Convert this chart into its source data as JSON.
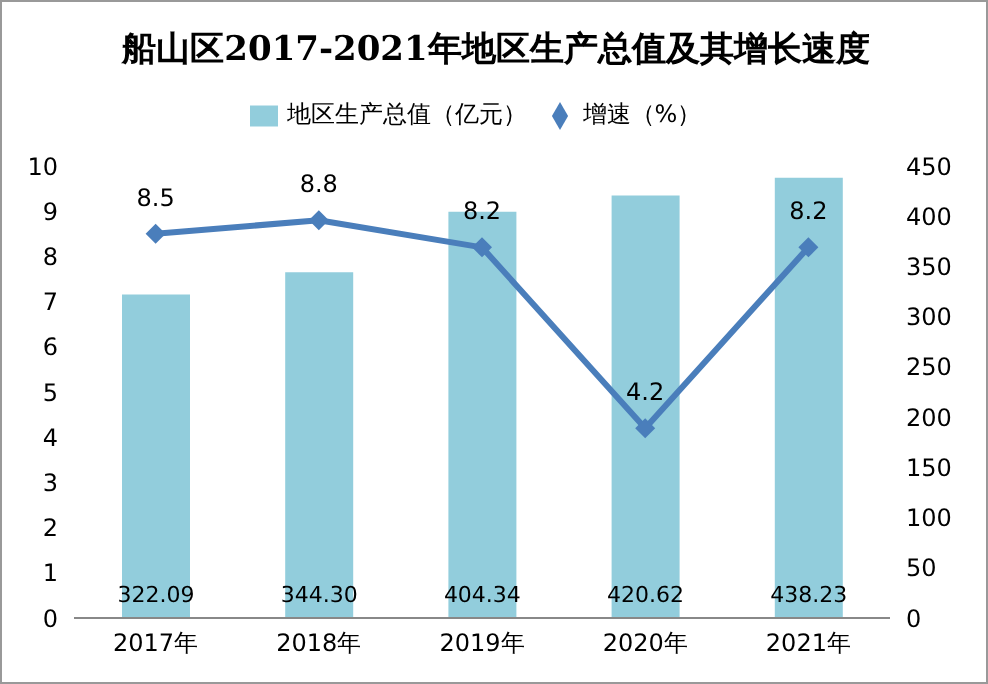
{
  "chart_data": {
    "type": "bar",
    "title": "船山区2017-2021年地区生产总值及其增长速度",
    "categories": [
      "2017年",
      "2018年",
      "2019年",
      "2020年",
      "2021年"
    ],
    "series": [
      {
        "name": "地区生产总值（亿元）",
        "color": "#92cddc",
        "axis": "y2",
        "values": [
          322.09,
          344.3,
          404.34,
          420.62,
          438.23
        ],
        "value_labels": [
          "322.09",
          "344.30",
          "404.34",
          "420.62",
          "438.23"
        ]
      },
      {
        "name": "增速（%）",
        "type": "line",
        "color": "#4a7ebb",
        "axis": "y",
        "marker": "diamond",
        "values": [
          8.5,
          8.8,
          8.2,
          4.2,
          8.2
        ],
        "value_labels": [
          "8.5",
          "8.8",
          "8.2",
          "4.2",
          "8.2"
        ]
      }
    ],
    "ylim": [
      0,
      10
    ],
    "yticks": [
      0,
      1,
      2,
      3,
      4,
      5,
      6,
      7,
      8,
      9,
      10
    ],
    "y2lim": [
      0,
      450
    ],
    "y2ticks": [
      0,
      50,
      100,
      150,
      200,
      250,
      300,
      350,
      400,
      450
    ],
    "legend": "top",
    "grid": false
  }
}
^^^^^^^^
- SET EXERCISE
Reproduce the entries above word for word. Pictures stay out.

- RESPONSE
Convert this chart into its source data as JSON.
{
  "chart_data": {
    "type": "bar",
    "title": "船山区2017-2021年地区生产总值及其增长速度",
    "categories": [
      "2017年",
      "2018年",
      "2019年",
      "2020年",
      "2021年"
    ],
    "series": [
      {
        "name": "地区生产总值（亿元）",
        "color": "#92cddc",
        "axis": "y2",
        "values": [
          322.09,
          344.3,
          404.34,
          420.62,
          438.23
        ],
        "value_labels": [
          "322.09",
          "344.30",
          "404.34",
          "420.62",
          "438.23"
        ]
      },
      {
        "name": "增速（%）",
        "type": "line",
        "color": "#4a7ebb",
        "axis": "y",
        "marker": "diamond",
        "values": [
          8.5,
          8.8,
          8.2,
          4.2,
          8.2
        ],
        "value_labels": [
          "8.5",
          "8.8",
          "8.2",
          "4.2",
          "8.2"
        ]
      }
    ],
    "ylim": [
      0,
      10
    ],
    "yticks": [
      0,
      1,
      2,
      3,
      4,
      5,
      6,
      7,
      8,
      9,
      10
    ],
    "y2lim": [
      0,
      450
    ],
    "y2ticks": [
      0,
      50,
      100,
      150,
      200,
      250,
      300,
      350,
      400,
      450
    ],
    "legend": "top",
    "grid": false
  }
}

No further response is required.